Below are records; work out how many of their lines hold the string "kind" and give that number alone.
○ ○ ○ ○ ○ ○ ○
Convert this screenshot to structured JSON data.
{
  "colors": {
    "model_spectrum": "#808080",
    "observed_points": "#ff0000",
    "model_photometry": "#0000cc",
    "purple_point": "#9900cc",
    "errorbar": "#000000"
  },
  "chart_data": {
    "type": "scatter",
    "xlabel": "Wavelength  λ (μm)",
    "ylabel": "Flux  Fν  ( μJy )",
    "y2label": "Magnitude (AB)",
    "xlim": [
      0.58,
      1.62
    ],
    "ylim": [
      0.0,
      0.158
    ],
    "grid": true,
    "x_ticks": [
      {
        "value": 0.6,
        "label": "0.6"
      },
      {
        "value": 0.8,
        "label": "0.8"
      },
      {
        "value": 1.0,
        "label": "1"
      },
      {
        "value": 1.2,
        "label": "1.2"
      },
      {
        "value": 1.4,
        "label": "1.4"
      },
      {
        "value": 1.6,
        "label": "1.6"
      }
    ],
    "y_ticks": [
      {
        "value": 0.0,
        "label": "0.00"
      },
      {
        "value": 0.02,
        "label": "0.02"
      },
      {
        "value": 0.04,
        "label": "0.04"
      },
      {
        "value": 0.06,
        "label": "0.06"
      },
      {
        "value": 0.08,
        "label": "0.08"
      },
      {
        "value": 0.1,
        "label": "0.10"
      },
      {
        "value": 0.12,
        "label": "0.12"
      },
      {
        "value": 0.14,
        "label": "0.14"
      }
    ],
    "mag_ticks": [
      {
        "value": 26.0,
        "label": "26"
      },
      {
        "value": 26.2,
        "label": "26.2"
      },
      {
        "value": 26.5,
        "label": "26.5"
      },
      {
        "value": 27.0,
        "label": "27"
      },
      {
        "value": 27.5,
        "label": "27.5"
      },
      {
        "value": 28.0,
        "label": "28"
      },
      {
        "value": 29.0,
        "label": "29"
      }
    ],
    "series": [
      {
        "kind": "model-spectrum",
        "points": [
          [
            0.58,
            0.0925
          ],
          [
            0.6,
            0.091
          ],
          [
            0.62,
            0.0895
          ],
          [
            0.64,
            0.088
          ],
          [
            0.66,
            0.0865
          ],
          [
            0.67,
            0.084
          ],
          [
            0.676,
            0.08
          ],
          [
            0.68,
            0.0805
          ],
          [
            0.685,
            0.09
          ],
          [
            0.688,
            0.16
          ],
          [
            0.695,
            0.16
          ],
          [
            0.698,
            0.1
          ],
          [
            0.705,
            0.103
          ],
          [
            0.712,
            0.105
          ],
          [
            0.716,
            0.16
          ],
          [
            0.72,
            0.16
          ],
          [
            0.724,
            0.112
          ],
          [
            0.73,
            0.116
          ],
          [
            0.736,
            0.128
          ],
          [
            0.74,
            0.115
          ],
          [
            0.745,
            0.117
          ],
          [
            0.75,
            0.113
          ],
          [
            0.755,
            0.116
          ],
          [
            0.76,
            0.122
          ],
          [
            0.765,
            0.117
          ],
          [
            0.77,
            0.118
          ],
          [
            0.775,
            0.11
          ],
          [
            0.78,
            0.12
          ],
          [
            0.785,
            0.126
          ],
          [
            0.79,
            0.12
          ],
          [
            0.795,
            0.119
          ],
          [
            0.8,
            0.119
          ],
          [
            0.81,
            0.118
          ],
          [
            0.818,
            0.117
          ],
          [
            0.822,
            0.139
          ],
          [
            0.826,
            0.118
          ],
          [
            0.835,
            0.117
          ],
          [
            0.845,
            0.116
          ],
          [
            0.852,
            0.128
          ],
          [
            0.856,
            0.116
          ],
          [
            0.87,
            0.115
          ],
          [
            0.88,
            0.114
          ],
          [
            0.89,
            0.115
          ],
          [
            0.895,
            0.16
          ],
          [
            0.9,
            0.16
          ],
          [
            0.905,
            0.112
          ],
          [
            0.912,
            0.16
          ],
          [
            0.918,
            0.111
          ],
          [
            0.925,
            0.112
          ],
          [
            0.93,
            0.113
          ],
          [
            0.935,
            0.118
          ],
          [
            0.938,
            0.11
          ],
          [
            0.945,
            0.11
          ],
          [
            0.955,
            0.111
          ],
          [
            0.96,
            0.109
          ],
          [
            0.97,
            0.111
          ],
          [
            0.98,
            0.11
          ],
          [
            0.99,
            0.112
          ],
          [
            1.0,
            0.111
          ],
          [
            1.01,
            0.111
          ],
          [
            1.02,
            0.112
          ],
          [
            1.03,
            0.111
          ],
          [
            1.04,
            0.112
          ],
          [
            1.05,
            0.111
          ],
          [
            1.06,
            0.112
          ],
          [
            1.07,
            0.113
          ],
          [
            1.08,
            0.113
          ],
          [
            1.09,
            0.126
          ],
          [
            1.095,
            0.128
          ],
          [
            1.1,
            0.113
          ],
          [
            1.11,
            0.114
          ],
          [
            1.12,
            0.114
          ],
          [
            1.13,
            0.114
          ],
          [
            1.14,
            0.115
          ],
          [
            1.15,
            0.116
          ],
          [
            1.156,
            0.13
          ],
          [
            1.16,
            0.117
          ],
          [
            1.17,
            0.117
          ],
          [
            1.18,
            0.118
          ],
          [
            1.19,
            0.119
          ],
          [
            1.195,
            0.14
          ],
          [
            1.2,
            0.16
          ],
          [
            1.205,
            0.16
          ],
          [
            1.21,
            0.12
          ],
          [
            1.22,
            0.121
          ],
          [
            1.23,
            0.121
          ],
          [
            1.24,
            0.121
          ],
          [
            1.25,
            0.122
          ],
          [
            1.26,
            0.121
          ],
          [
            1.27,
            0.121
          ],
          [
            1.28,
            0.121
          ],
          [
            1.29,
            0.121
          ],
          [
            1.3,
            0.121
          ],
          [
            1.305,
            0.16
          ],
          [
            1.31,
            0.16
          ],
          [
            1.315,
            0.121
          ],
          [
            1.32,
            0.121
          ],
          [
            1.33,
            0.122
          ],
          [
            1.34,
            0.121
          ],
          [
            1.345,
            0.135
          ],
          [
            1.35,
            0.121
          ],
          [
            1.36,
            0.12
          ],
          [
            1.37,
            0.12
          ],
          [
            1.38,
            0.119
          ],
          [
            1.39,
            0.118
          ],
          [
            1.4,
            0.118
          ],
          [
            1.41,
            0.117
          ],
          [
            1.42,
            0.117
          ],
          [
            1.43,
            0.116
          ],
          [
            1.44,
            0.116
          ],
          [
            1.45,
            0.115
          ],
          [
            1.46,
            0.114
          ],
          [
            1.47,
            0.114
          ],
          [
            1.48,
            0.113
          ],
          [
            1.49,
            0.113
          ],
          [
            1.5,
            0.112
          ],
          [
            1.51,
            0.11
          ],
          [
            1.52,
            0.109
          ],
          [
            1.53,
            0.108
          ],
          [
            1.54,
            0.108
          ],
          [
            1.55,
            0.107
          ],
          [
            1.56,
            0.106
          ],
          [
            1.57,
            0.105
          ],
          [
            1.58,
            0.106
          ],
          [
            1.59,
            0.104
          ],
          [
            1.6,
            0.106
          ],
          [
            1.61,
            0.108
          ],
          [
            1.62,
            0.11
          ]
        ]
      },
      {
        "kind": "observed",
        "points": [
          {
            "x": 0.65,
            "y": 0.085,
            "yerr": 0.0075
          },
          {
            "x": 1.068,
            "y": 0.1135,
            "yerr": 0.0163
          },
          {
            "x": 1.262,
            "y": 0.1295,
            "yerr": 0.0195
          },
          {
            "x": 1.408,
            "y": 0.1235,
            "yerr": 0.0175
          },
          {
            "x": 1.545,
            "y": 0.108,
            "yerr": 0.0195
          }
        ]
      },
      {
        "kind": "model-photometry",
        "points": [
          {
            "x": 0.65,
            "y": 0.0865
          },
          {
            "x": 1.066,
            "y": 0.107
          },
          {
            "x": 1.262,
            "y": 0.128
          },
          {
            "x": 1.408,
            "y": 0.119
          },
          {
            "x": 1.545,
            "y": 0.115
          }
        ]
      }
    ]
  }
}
○ ○ ○ ○ ○ ○ ○
FULL RESPONSE:
3